* **Input**
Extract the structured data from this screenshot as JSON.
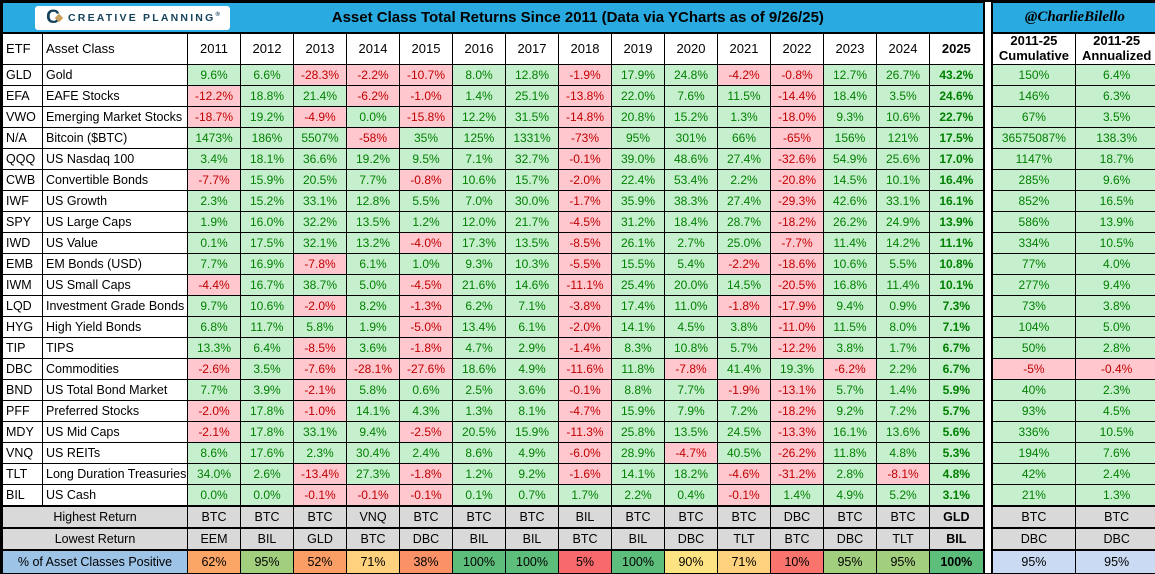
{
  "brand": {
    "logo_text": "CREATIVE PLANNING",
    "registered_mark": "®",
    "handle": "@CharlieBilello"
  },
  "colors": {
    "header_blue": "#29ABE2",
    "positive_bg": "#C6EFCE",
    "positive_text": "#008000",
    "negative_bg": "#FFC7CE",
    "negative_text": "#C00000",
    "col2025_header_bg": "#A6A6A6",
    "summary_gray": "#D9D9D9",
    "label_blue": "#9DC3E6",
    "right_blue": "#C9DAF2",
    "logo_navy": "#16435C",
    "logo_gold": "#C9A05B"
  },
  "chart_data": {
    "type": "table",
    "title": "Asset Class Total Returns Since 2011 (Data via YCharts as of 9/26/25)",
    "columns": {
      "etf": "ETF",
      "asset_class": "Asset Class",
      "years": [
        "2011",
        "2012",
        "2013",
        "2014",
        "2015",
        "2016",
        "2017",
        "2018",
        "2019",
        "2020",
        "2021",
        "2022",
        "2023",
        "2024",
        "2025"
      ],
      "cumulative_line1": "2011-25",
      "cumulative_line2": "Cumulative",
      "annualized_line1": "2011-25",
      "annualized_line2": "Annualized"
    },
    "rows": [
      {
        "etf": "GLD",
        "asset_class": "Gold",
        "returns": [
          "9.6%",
          "6.6%",
          "-28.3%",
          "-2.2%",
          "-10.7%",
          "8.0%",
          "12.8%",
          "-1.9%",
          "17.9%",
          "24.8%",
          "-4.2%",
          "-0.8%",
          "12.7%",
          "26.7%",
          "43.2%"
        ],
        "cumulative": "150%",
        "annualized": "6.4%"
      },
      {
        "etf": "EFA",
        "asset_class": "EAFE Stocks",
        "returns": [
          "-12.2%",
          "18.8%",
          "21.4%",
          "-6.2%",
          "-1.0%",
          "1.4%",
          "25.1%",
          "-13.8%",
          "22.0%",
          "7.6%",
          "11.5%",
          "-14.4%",
          "18.4%",
          "3.5%",
          "24.6%"
        ],
        "cumulative": "146%",
        "annualized": "6.3%"
      },
      {
        "etf": "VWO",
        "asset_class": "Emerging Market Stocks",
        "returns": [
          "-18.7%",
          "19.2%",
          "-4.9%",
          "0.0%",
          "-15.8%",
          "12.2%",
          "31.5%",
          "-14.8%",
          "20.8%",
          "15.2%",
          "1.3%",
          "-18.0%",
          "9.3%",
          "10.6%",
          "22.7%"
        ],
        "cumulative": "67%",
        "annualized": "3.5%"
      },
      {
        "etf": "N/A",
        "asset_class": "Bitcoin ($BTC)",
        "returns": [
          "1473%",
          "186%",
          "5507%",
          "-58%",
          "35%",
          "125%",
          "1331%",
          "-73%",
          "95%",
          "301%",
          "66%",
          "-65%",
          "156%",
          "121%",
          "17.5%"
        ],
        "cumulative": "36575087%",
        "annualized": "138.3%"
      },
      {
        "etf": "QQQ",
        "asset_class": "US Nasdaq 100",
        "returns": [
          "3.4%",
          "18.1%",
          "36.6%",
          "19.2%",
          "9.5%",
          "7.1%",
          "32.7%",
          "-0.1%",
          "39.0%",
          "48.6%",
          "27.4%",
          "-32.6%",
          "54.9%",
          "25.6%",
          "17.0%"
        ],
        "cumulative": "1147%",
        "annualized": "18.7%"
      },
      {
        "etf": "CWB",
        "asset_class": "Convertible Bonds",
        "returns": [
          "-7.7%",
          "15.9%",
          "20.5%",
          "7.7%",
          "-0.8%",
          "10.6%",
          "15.7%",
          "-2.0%",
          "22.4%",
          "53.4%",
          "2.2%",
          "-20.8%",
          "14.5%",
          "10.1%",
          "16.4%"
        ],
        "cumulative": "285%",
        "annualized": "9.6%"
      },
      {
        "etf": "IWF",
        "asset_class": "US Growth",
        "returns": [
          "2.3%",
          "15.2%",
          "33.1%",
          "12.8%",
          "5.5%",
          "7.0%",
          "30.0%",
          "-1.7%",
          "35.9%",
          "38.3%",
          "27.4%",
          "-29.3%",
          "42.6%",
          "33.1%",
          "16.1%"
        ],
        "cumulative": "852%",
        "annualized": "16.5%"
      },
      {
        "etf": "SPY",
        "asset_class": "US Large Caps",
        "returns": [
          "1.9%",
          "16.0%",
          "32.2%",
          "13.5%",
          "1.2%",
          "12.0%",
          "21.7%",
          "-4.5%",
          "31.2%",
          "18.4%",
          "28.7%",
          "-18.2%",
          "26.2%",
          "24.9%",
          "13.9%"
        ],
        "cumulative": "586%",
        "annualized": "13.9%"
      },
      {
        "etf": "IWD",
        "asset_class": "US Value",
        "returns": [
          "0.1%",
          "17.5%",
          "32.1%",
          "13.2%",
          "-4.0%",
          "17.3%",
          "13.5%",
          "-8.5%",
          "26.1%",
          "2.7%",
          "25.0%",
          "-7.7%",
          "11.4%",
          "14.2%",
          "11.1%"
        ],
        "cumulative": "334%",
        "annualized": "10.5%"
      },
      {
        "etf": "EMB",
        "asset_class": "EM Bonds (USD)",
        "returns": [
          "7.7%",
          "16.9%",
          "-7.8%",
          "6.1%",
          "1.0%",
          "9.3%",
          "10.3%",
          "-5.5%",
          "15.5%",
          "5.4%",
          "-2.2%",
          "-18.6%",
          "10.6%",
          "5.5%",
          "10.8%"
        ],
        "cumulative": "77%",
        "annualized": "4.0%"
      },
      {
        "etf": "IWM",
        "asset_class": "US Small Caps",
        "returns": [
          "-4.4%",
          "16.7%",
          "38.7%",
          "5.0%",
          "-4.5%",
          "21.6%",
          "14.6%",
          "-11.1%",
          "25.4%",
          "20.0%",
          "14.5%",
          "-20.5%",
          "16.8%",
          "11.4%",
          "10.1%"
        ],
        "cumulative": "277%",
        "annualized": "9.4%"
      },
      {
        "etf": "LQD",
        "asset_class": "Investment Grade Bonds",
        "returns": [
          "9.7%",
          "10.6%",
          "-2.0%",
          "8.2%",
          "-1.3%",
          "6.2%",
          "7.1%",
          "-3.8%",
          "17.4%",
          "11.0%",
          "-1.8%",
          "-17.9%",
          "9.4%",
          "0.9%",
          "7.3%"
        ],
        "cumulative": "73%",
        "annualized": "3.8%"
      },
      {
        "etf": "HYG",
        "asset_class": "High Yield Bonds",
        "returns": [
          "6.8%",
          "11.7%",
          "5.8%",
          "1.9%",
          "-5.0%",
          "13.4%",
          "6.1%",
          "-2.0%",
          "14.1%",
          "4.5%",
          "3.8%",
          "-11.0%",
          "11.5%",
          "8.0%",
          "7.1%"
        ],
        "cumulative": "104%",
        "annualized": "5.0%"
      },
      {
        "etf": "TIP",
        "asset_class": "TIPS",
        "returns": [
          "13.3%",
          "6.4%",
          "-8.5%",
          "3.6%",
          "-1.8%",
          "4.7%",
          "2.9%",
          "-1.4%",
          "8.3%",
          "10.8%",
          "5.7%",
          "-12.2%",
          "3.8%",
          "1.7%",
          "6.7%"
        ],
        "cumulative": "50%",
        "annualized": "2.8%"
      },
      {
        "etf": "DBC",
        "asset_class": "Commodities",
        "returns": [
          "-2.6%",
          "3.5%",
          "-7.6%",
          "-28.1%",
          "-27.6%",
          "18.6%",
          "4.9%",
          "-11.6%",
          "11.8%",
          "-7.8%",
          "41.4%",
          "19.3%",
          "-6.2%",
          "2.2%",
          "6.7%"
        ],
        "cumulative": "-5%",
        "annualized": "-0.4%"
      },
      {
        "etf": "BND",
        "asset_class": "US Total Bond Market",
        "returns": [
          "7.7%",
          "3.9%",
          "-2.1%",
          "5.8%",
          "0.6%",
          "2.5%",
          "3.6%",
          "-0.1%",
          "8.8%",
          "7.7%",
          "-1.9%",
          "-13.1%",
          "5.7%",
          "1.4%",
          "5.9%"
        ],
        "cumulative": "40%",
        "annualized": "2.3%"
      },
      {
        "etf": "PFF",
        "asset_class": "Preferred Stocks",
        "returns": [
          "-2.0%",
          "17.8%",
          "-1.0%",
          "14.1%",
          "4.3%",
          "1.3%",
          "8.1%",
          "-4.7%",
          "15.9%",
          "7.9%",
          "7.2%",
          "-18.2%",
          "9.2%",
          "7.2%",
          "5.7%"
        ],
        "cumulative": "93%",
        "annualized": "4.5%"
      },
      {
        "etf": "MDY",
        "asset_class": "US Mid Caps",
        "returns": [
          "-2.1%",
          "17.8%",
          "33.1%",
          "9.4%",
          "-2.5%",
          "20.5%",
          "15.9%",
          "-11.3%",
          "25.8%",
          "13.5%",
          "24.5%",
          "-13.3%",
          "16.1%",
          "13.6%",
          "5.6%"
        ],
        "cumulative": "336%",
        "annualized": "10.5%"
      },
      {
        "etf": "VNQ",
        "asset_class": "US REITs",
        "returns": [
          "8.6%",
          "17.6%",
          "2.3%",
          "30.4%",
          "2.4%",
          "8.6%",
          "4.9%",
          "-6.0%",
          "28.9%",
          "-4.7%",
          "40.5%",
          "-26.2%",
          "11.8%",
          "4.8%",
          "5.3%"
        ],
        "cumulative": "194%",
        "annualized": "7.6%"
      },
      {
        "etf": "TLT",
        "asset_class": "Long Duration Treasuries",
        "returns": [
          "34.0%",
          "2.6%",
          "-13.4%",
          "27.3%",
          "-1.8%",
          "1.2%",
          "9.2%",
          "-1.6%",
          "14.1%",
          "18.2%",
          "-4.6%",
          "-31.2%",
          "2.8%",
          "-8.1%",
          "4.8%"
        ],
        "cumulative": "42%",
        "annualized": "2.4%"
      },
      {
        "etf": "BIL",
        "asset_class": "US Cash",
        "returns": [
          "0.0%",
          "0.0%",
          "-0.1%",
          "-0.1%",
          "-0.1%",
          "0.1%",
          "0.7%",
          "1.7%",
          "2.2%",
          "0.4%",
          "-0.1%",
          "1.4%",
          "4.9%",
          "5.2%",
          "3.1%"
        ],
        "cumulative": "21%",
        "annualized": "1.3%"
      }
    ],
    "summary": {
      "highest_return": {
        "label": "Highest Return",
        "values": [
          "BTC",
          "BTC",
          "BTC",
          "VNQ",
          "BTC",
          "BTC",
          "BTC",
          "BIL",
          "BTC",
          "BTC",
          "BTC",
          "DBC",
          "BTC",
          "BTC",
          "GLD"
        ],
        "cumulative": "BTC",
        "annualized": "BTC"
      },
      "lowest_return": {
        "label": "Lowest Return",
        "values": [
          "EEM",
          "BIL",
          "GLD",
          "BTC",
          "DBC",
          "BIL",
          "BIL",
          "BTC",
          "BIL",
          "DBC",
          "TLT",
          "BTC",
          "DBC",
          "TLT",
          "BIL"
        ],
        "cumulative": "DBC",
        "annualized": "DBC"
      },
      "pct_positive": {
        "label": "% of Asset Classes Positive",
        "values": [
          {
            "value": "62%",
            "bg": "#FBA567"
          },
          {
            "value": "95%",
            "bg": "#A2CF7E"
          },
          {
            "value": "52%",
            "bg": "#FB9E66"
          },
          {
            "value": "71%",
            "bg": "#FDD17D"
          },
          {
            "value": "38%",
            "bg": "#FA9167"
          },
          {
            "value": "100%",
            "bg": "#5DBD7B"
          },
          {
            "value": "100%",
            "bg": "#5DBD7B"
          },
          {
            "value": "5%",
            "bg": "#F8696B"
          },
          {
            "value": "100%",
            "bg": "#5DBD7B"
          },
          {
            "value": "90%",
            "bg": "#FEE382"
          },
          {
            "value": "71%",
            "bg": "#FDD17D"
          },
          {
            "value": "10%",
            "bg": "#F8746D"
          },
          {
            "value": "95%",
            "bg": "#A2CF7E"
          },
          {
            "value": "95%",
            "bg": "#A2CF7E"
          },
          {
            "value": "100%",
            "bg": "#5DBD7B"
          }
        ],
        "cumulative": "95%",
        "annualized": "95%"
      }
    }
  }
}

* **Work to do**
Identify and list each line with the word "Caps".

* **Response to the exercise**
        "asset_class": "US Large Caps",
        "asset_class": "US Small Caps",
        "asset_class": "US Mid Caps",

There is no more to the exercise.